Aim of the exercise =
Retype all of the data. Every line must match exactly.

Entries provided =
========================================
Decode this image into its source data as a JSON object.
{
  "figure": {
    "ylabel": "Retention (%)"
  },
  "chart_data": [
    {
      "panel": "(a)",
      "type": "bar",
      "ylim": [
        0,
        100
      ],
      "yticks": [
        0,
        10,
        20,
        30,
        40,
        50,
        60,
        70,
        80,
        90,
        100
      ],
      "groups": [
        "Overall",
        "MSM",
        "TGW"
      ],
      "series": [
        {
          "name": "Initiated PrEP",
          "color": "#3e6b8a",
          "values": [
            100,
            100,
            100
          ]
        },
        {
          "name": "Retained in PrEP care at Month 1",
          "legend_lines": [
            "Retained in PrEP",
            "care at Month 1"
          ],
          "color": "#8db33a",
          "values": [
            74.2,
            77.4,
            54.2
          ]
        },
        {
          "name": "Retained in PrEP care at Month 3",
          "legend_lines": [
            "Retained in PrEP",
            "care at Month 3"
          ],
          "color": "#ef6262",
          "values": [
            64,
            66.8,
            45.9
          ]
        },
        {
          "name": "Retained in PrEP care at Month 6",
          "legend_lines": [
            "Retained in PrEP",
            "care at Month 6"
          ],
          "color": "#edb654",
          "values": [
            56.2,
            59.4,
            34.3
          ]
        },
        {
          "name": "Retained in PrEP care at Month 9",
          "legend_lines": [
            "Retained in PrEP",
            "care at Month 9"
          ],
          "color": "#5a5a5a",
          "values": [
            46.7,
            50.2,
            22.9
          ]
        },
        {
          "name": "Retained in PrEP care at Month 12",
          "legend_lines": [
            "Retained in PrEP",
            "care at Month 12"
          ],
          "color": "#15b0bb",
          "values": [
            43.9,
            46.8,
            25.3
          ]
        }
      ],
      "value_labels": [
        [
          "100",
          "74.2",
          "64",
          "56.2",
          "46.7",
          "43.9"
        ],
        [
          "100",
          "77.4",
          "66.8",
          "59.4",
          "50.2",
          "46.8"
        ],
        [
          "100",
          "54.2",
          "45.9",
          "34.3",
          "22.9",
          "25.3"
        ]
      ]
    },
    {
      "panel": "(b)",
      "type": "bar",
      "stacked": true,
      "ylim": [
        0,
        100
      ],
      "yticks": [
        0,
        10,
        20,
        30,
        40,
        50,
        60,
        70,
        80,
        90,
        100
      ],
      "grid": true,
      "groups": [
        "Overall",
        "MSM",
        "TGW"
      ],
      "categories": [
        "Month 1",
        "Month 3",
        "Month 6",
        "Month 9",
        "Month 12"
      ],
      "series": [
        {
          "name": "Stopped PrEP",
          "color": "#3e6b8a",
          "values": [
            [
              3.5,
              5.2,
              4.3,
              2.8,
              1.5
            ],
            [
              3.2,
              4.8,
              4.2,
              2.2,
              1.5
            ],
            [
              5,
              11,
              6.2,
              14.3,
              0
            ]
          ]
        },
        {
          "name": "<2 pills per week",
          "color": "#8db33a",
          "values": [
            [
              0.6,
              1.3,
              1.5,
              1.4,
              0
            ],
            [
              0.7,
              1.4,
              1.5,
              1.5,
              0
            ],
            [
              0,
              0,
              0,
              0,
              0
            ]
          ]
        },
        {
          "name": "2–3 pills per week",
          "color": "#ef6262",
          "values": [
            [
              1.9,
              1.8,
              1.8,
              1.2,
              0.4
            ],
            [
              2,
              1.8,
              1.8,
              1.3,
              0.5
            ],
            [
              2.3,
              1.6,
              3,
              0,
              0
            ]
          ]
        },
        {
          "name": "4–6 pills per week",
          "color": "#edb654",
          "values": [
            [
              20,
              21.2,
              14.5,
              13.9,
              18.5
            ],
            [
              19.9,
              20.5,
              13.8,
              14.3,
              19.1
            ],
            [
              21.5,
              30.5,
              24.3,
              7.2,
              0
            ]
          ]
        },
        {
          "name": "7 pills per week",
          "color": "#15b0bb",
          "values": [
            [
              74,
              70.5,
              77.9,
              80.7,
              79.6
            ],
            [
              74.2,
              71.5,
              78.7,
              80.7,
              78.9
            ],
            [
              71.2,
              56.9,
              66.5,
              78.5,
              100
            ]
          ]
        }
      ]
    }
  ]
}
========================================
Answer to the exercise =
Decode this image into its source data as a JSON object.
{
  "figure": {
    "ylabel": "Retention (%)"
  },
  "chart_data": [
    {
      "panel": "(a)",
      "type": "bar",
      "ylim": [
        0,
        100
      ],
      "yticks": [
        0,
        10,
        20,
        30,
        40,
        50,
        60,
        70,
        80,
        90,
        100
      ],
      "groups": [
        "Overall",
        "MSM",
        "TGW"
      ],
      "series": [
        {
          "name": "Initiated PrEP",
          "color": "#3e6b8a",
          "values": [
            100,
            100,
            100
          ]
        },
        {
          "name": "Retained in PrEP care at Month 1",
          "legend_lines": [
            "Retained in PrEP",
            "care at Month 1"
          ],
          "color": "#8db33a",
          "values": [
            74.2,
            77.4,
            54.2
          ]
        },
        {
          "name": "Retained in PrEP care at Month 3",
          "legend_lines": [
            "Retained in PrEP",
            "care at Month 3"
          ],
          "color": "#ef6262",
          "values": [
            64,
            66.8,
            45.9
          ]
        },
        {
          "name": "Retained in PrEP care at Month 6",
          "legend_lines": [
            "Retained in PrEP",
            "care at Month 6"
          ],
          "color": "#edb654",
          "values": [
            56.2,
            59.4,
            34.3
          ]
        },
        {
          "name": "Retained in PrEP care at Month 9",
          "legend_lines": [
            "Retained in PrEP",
            "care at Month 9"
          ],
          "color": "#5a5a5a",
          "values": [
            46.7,
            50.2,
            22.9
          ]
        },
        {
          "name": "Retained in PrEP care at Month 12",
          "legend_lines": [
            "Retained in PrEP",
            "care at Month 12"
          ],
          "color": "#15b0bb",
          "values": [
            43.9,
            46.8,
            25.3
          ]
        }
      ],
      "value_labels": [
        [
          "100",
          "74.2",
          "64",
          "56.2",
          "46.7",
          "43.9"
        ],
        [
          "100",
          "77.4",
          "66.8",
          "59.4",
          "50.2",
          "46.8"
        ],
        [
          "100",
          "54.2",
          "45.9",
          "34.3",
          "22.9",
          "25.3"
        ]
      ]
    },
    {
      "panel": "(b)",
      "type": "bar",
      "stacked": true,
      "ylim": [
        0,
        100
      ],
      "yticks": [
        0,
        10,
        20,
        30,
        40,
        50,
        60,
        70,
        80,
        90,
        100
      ],
      "grid": true,
      "groups": [
        "Overall",
        "MSM",
        "TGW"
      ],
      "categories": [
        "Month 1",
        "Month 3",
        "Month 6",
        "Month 9",
        "Month 12"
      ],
      "series": [
        {
          "name": "Stopped PrEP",
          "color": "#3e6b8a",
          "values": [
            [
              3.5,
              5.2,
              4.3,
              2.8,
              1.5
            ],
            [
              3.2,
              4.8,
              4.2,
              2.2,
              1.5
            ],
            [
              5,
              11,
              6.2,
              14.3,
              0
            ]
          ]
        },
        {
          "name": "<2 pills per week",
          "color": "#8db33a",
          "values": [
            [
              0.6,
              1.3,
              1.5,
              1.4,
              0
            ],
            [
              0.7,
              1.4,
              1.5,
              1.5,
              0
            ],
            [
              0,
              0,
              0,
              0,
              0
            ]
          ]
        },
        {
          "name": "2–3 pills per week",
          "color": "#ef6262",
          "values": [
            [
              1.9,
              1.8,
              1.8,
              1.2,
              0.4
            ],
            [
              2,
              1.8,
              1.8,
              1.3,
              0.5
            ],
            [
              2.3,
              1.6,
              3,
              0,
              0
            ]
          ]
        },
        {
          "name": "4–6 pills per week",
          "color": "#edb654",
          "values": [
            [
              20,
              21.2,
              14.5,
              13.9,
              18.5
            ],
            [
              19.9,
              20.5,
              13.8,
              14.3,
              19.1
            ],
            [
              21.5,
              30.5,
              24.3,
              7.2,
              0
            ]
          ]
        },
        {
          "name": "7 pills per week",
          "color": "#15b0bb",
          "values": [
            [
              74,
              70.5,
              77.9,
              80.7,
              79.6
            ],
            [
              74.2,
              71.5,
              78.7,
              80.7,
              78.9
            ],
            [
              71.2,
              56.9,
              66.5,
              78.5,
              100
            ]
          ]
        }
      ]
    }
  ]
}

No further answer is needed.